» AIM:
Indicate only the number of lines in the listing below in which the word "manière" appears.

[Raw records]
====
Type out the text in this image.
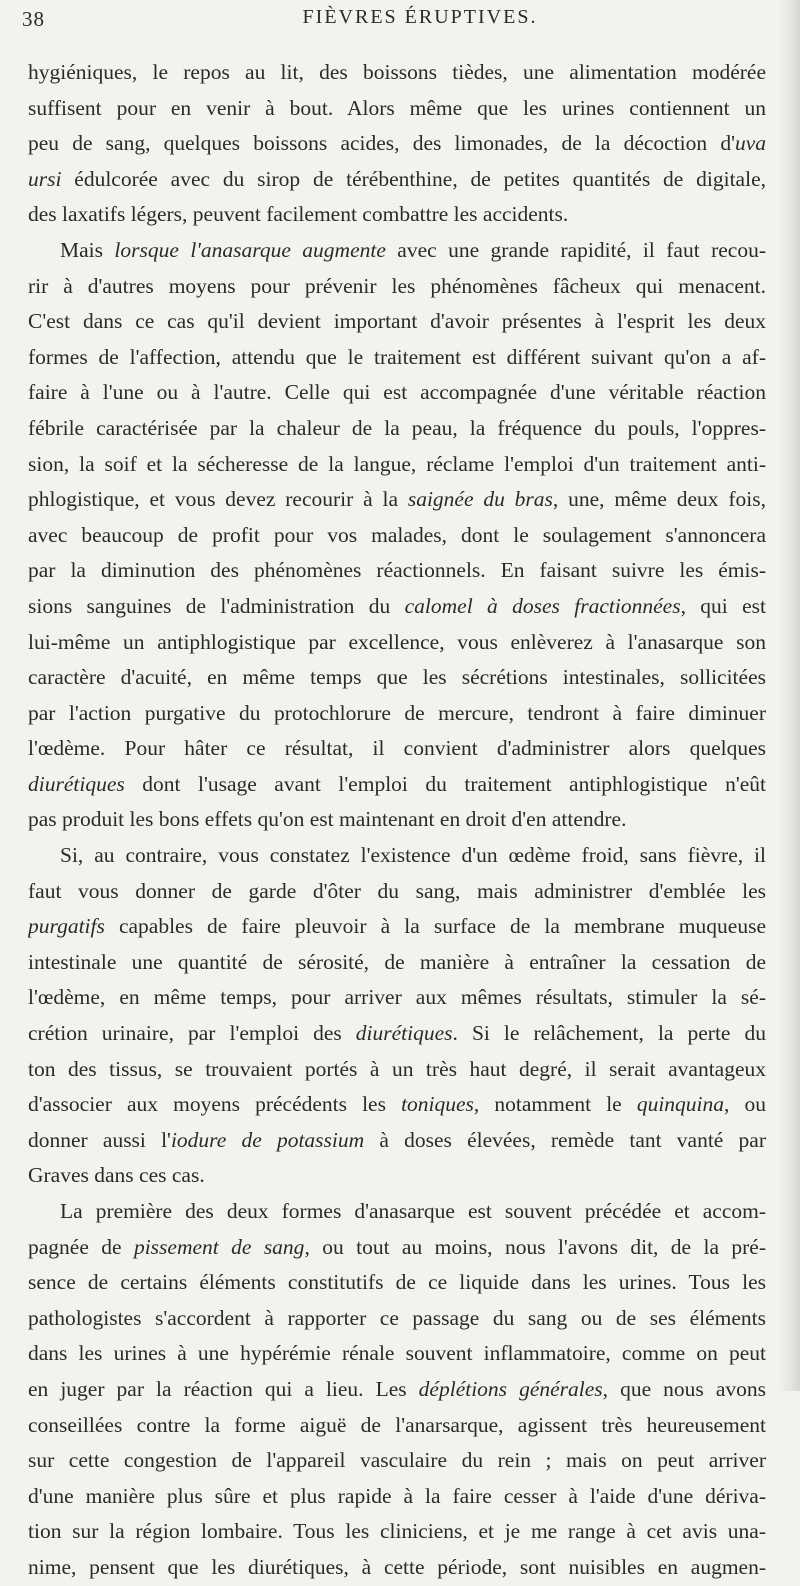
38	FIÈVRES ÉRUPTIVES.
hygiéniques, le repos au lit, des boissons tièdes, une alimentation modérée
suffisent pour en venir à bout. Alors même que les urines contiennent un
peu de sang, quelques boissons acides, des limonades, de la décoction d'uva
ursi édulcorée avec du sirop de térébenthine, de petites quantités de digitale,
des laxatifs légers, peuvent facilement combattre les accidents.
Mais lorsque l'anasarque augmente avec une grande rapidité, il faut recou-
rir à d'autres moyens pour prévenir les phénomènes fâcheux qui menacent.
C'est dans ce cas qu'il devient important d'avoir présentes à l'esprit les deux
formes de l'affection, attendu que le traitement est différent suivant qu'on a af-
faire à l'une ou à l'autre. Celle qui est accompagnée d'une véritable réaction
fébrile caractérisée par la chaleur de la peau, la fréquence du pouls, l'oppres-
sion, la soif et la sécheresse de la langue, réclame l'emploi d'un traitement anti-
phlogistique, et vous devez recourir à la saignée du bras, une, même deux fois,
avec beaucoup de profit pour vos malades, dont le soulagement s'annoncera
par la diminution des phénomènes réactionnels. En faisant suivre les émis-
sions sanguines de l'administration du calomel à doses fractionnées, qui est
lui-même un antiphlogistique par excellence, vous enlèverez à l'anasarque son
caractère d'acuité, en même temps que les sécrétions intestinales, sollicitées
par l'action purgative du protochlorure de mercure, tendront à faire diminuer
l'œdème. Pour hâter ce résultat, il convient d'administrer alors quelques
diurétiques dont l'usage avant l'emploi du traitement antiphlogistique n'eût
pas produit les bons effets qu'on est maintenant en droit d'en attendre.
Si, au contraire, vous constatez l'existence d'un œdème froid, sans fièvre, il
faut vous donner de garde d'ôter du sang, mais administrer d'emblée les
purgatifs capables de faire pleuvoir à la surface de la membrane muqueuse
intestinale une quantité de sérosité, de manière à entraîner la cessation de
l'œdème, en même temps, pour arriver aux mêmes résultats, stimuler la sé-
crétion urinaire, par l'emploi des diurétiques. Si le relâchement, la perte du
ton des tissus, se trouvaient portés à un très haut degré, il serait avantageux
d'associer aux moyens précédents les toniques, notamment le quinquina, ou
donner aussi l'iodure de potassium à doses élevées, remède tant vanté par
Graves dans ces cas.
La première des deux formes d'anasarque est souvent précédée et accom-
pagnée de pissement de sang, ou tout au moins, nous l'avons dit, de la pré-
sence de certains éléments constitutifs de ce liquide dans les urines. Tous les
pathologistes s'accordent à rapporter ce passage du sang ou de ses éléments
dans les urines à une hypérémie rénale souvent inflammatoire, comme on peut
en juger par la réaction qui a lieu. Les déplétions générales, que nous avons
conseillées contre la forme aiguë de l'anarsarque, agissent très heureusement
sur cette congestion de l'appareil vasculaire du rein ; mais on peut arriver
d'une manière plus sûre et plus rapide à la faire cesser à l'aide d'une dériva-
tion sur la région lombaire. Tous les cliniciens, et je me range à cet avis una-
nime, pensent que les diurétiques, à cette période, sont nuisibles en augmen-
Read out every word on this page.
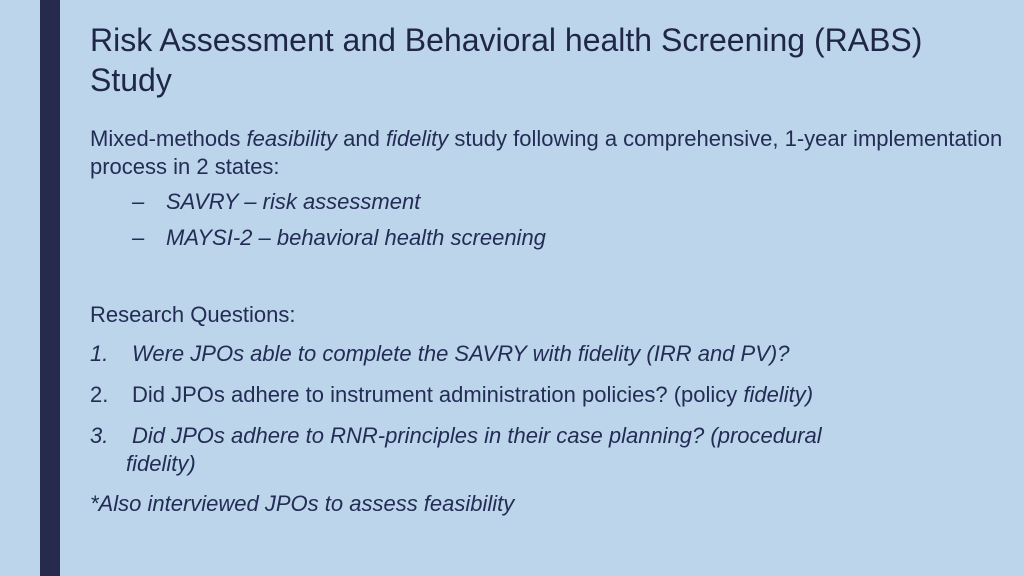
Risk Assessment and Behavioral health Screening (RABS) Study

Mixed-methods feasibility and fidelity study following a comprehensive, 1-year implementation process in 2 states:

– SAVRY – risk assessment
– MAYSI-2 – behavioral health screening
Research Questions:

1. Were JPOs able to complete the SAVRY with fidelity (IRR and PV)?

2. Did JPOs adhere to instrument administration policies? (policy fidelity)

3. Did JPOs adhere to RNR-principles in their case planning? (procedural
fidelity)

*Also interviewed JPOs to assess feasibility
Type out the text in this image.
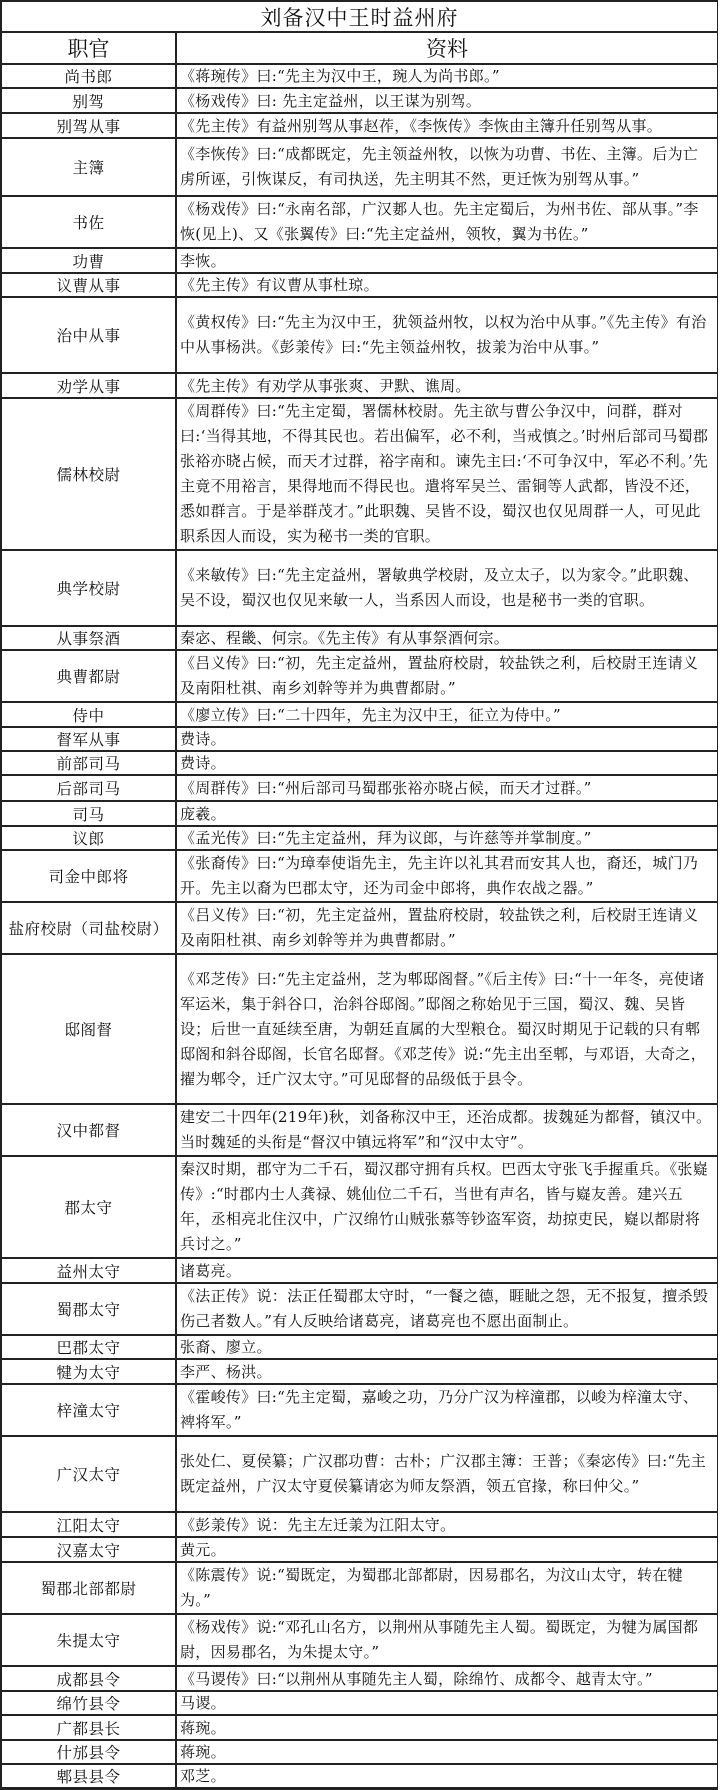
刘备汉中王时益州府
职官	资料
尚书郎	《蒋琬传》曰:“先主为汉中王，琬人为尚书郎。”
别驾	《杨戏传》曰: 先主定益州，以王谋为别驾。
别驾从事	《先主传》有益州别驾从事赵莋，《李恢传》李恢由主簿升任别驾从事。
主簿	《李恢传》曰:“成都既定，先主领益州牧，以恢为功曹、书佐、主簿。后为亡虏所诬，引恢谋反，有司执送，先主明其不然，更迁恢为别驾从事。”
书佐	《杨戏传》曰:“永南名部，广汉郪人也。先主定蜀后，为州书佐、部从事。”李恢(见上)、又《张翼传》曰:“先主定益州，领牧，翼为书佐。”
功曹	李恢。
议曹从事	《先主传》有议曹从事杜琼。
治中从事	《黄权传》曰:“先主为汉中王，犹领益州牧，以权为治中从事。”《先主传》有治中从事杨洪。《彭羕传》曰:“先主领益州牧，拔羕为治中从事。”
劝学从事	《先主传》有劝学从事张爽、尹默、谯周。
儒林校尉	《周群传》曰:“先主定蜀，署儒林校尉。先主欲与曹公争汉中，问群，群对曰:‘当得其地，不得其民也。若出偏军，必不利，当戒慎之。’时州后部司马蜀郡张裕亦晓占候，而天才过群，裕字南和。谏先主曰:‘不可争汉中，军必不利。’先主竟不用裕言，果得地而不得民也。遣将军吴兰、雷铜等人武都，皆没不还，悉如群言。于是举群茂才。”此职魏、吴皆不设，蜀汉也仅见周群一人，可见此职系因人而设，实为秘书一类的官职。
典学校尉	《来敏传》曰:“先主定益州，署敏典学校尉，及立太子，以为家令。”此职魏、吴不设，蜀汉也仅见来敏一人，当系因人而设，也是秘书一类的官职。
从事祭酒	秦宓、程畿、何宗。《先主传》有从事祭酒何宗。
典曹都尉	《吕义传》曰:“初，先主定益州，置盐府校尉，较盐铁之利，后校尉王连请义及南阳杜祺、南乡刘幹等并为典曹都尉。”
侍中	《廖立传》曰:“二十四年，先主为汉中王，征立为侍中。”
督军从事	费诗。
前部司马	费诗。
后部司马	《周群传》曰:“州后部司马蜀郡张裕亦晓占候，而天才过群。”
司马	庞羲。
议郎	《孟光传》曰:“先主定益州，拜为议郎，与许慈等并掌制度。”
司金中郎将	《张裔传》曰:“为璋奉使诣先主，先主许以礼其君而安其人也，裔还，城门乃开。先主以裔为巴郡太守，还为司金中郎将，典作农战之器。”
盐府校尉（司盐校尉）	《吕义传》曰:“初，先主定益州，置盐府校尉，较盐铁之利，后校尉王连请义及南阳杜祺、南乡刘幹等并为典曹都尉。”
邸阁督	《邓芝传》曰:“先主定益州，芝为郫邸阁督。”《后主传》曰:“十一年冬，亮使诸军运米，集于斜谷口，治斜谷邸阁。”邸阁之称始见于三国，蜀汉、魏、吴皆设；后世一直延续至唐，为朝廷直属的大型粮仓。蜀汉时期见于记载的只有郫邸阁和斜谷邸阁，长官名邸督。《邓芝传》说:“先主出至郫，与邓语，大奇之，擢为郫令，迁广汉太守。”可见邸督的品级低于县令。
汉中都督	建安二十四年(219年)秋，刘备称汉中王，还治成都。拔魏延为都督，镇汉中。当时魏延的头衔是“督汉中镇远将军”和“汉中太守”。
郡太守	秦汉时期，郡守为二千石，蜀汉郡守拥有兵权。巴西太守张飞手握重兵。《张嶷传》:“时郡内士人龚禄、姚仙位二千石，当世有声名，皆与嶷友善。建兴五年，丞相亮北住汉中，广汉绵竹山贼张慕等钞盗军资，劫掠吏民，嶷以都尉将兵讨之。”
益州太守	诸葛亮。
蜀郡太守	《法正传》说：法正任蜀郡太守时，“一餐之德，睚眦之怨，无不报复，擅杀毁伤己者数人。”有人反映给诸葛亮，诸葛亮也不愿出面制止。
巴郡太守	张裔、廖立。
犍为太守	李严、杨洪。
梓潼太守	《霍峻传》曰:“先主定蜀，嘉峻之功，乃分广汉为梓潼郡，以峻为梓潼太守、裨将军。”
广汉太守	张处仁、夏侯纂；广汉郡功曹：古朴；广汉郡主簿：王普；《秦宓传》曰:“先主既定益州，广汉太守夏侯纂请宓为师友祭酒，领五官掾，称曰仲父。”
江阳太守	《彭羕传》说：先主左迁羕为江阳太守。
汉嘉太守	黄元。
蜀郡北部都尉	《陈震传》说:“蜀既定，为蜀郡北部都尉，因易郡名，为汶山太守，转在犍为。”
朱提太守	《杨戏传》说:“邓孔山名方，以荆州从事随先主人蜀。蜀既定，为犍为属国都尉，因易郡名，为朱提太守。”
成都县令	《马谡传》曰:“以荆州从事随先主人蜀，除绵竹、成都令、越青太守。”
绵竹县令	马谡。
广都县长	蒋琬。
什邡县令	蒋琬。
郫县县令	邓芝。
====
» SOLUTION TO THE PROBLEM:
2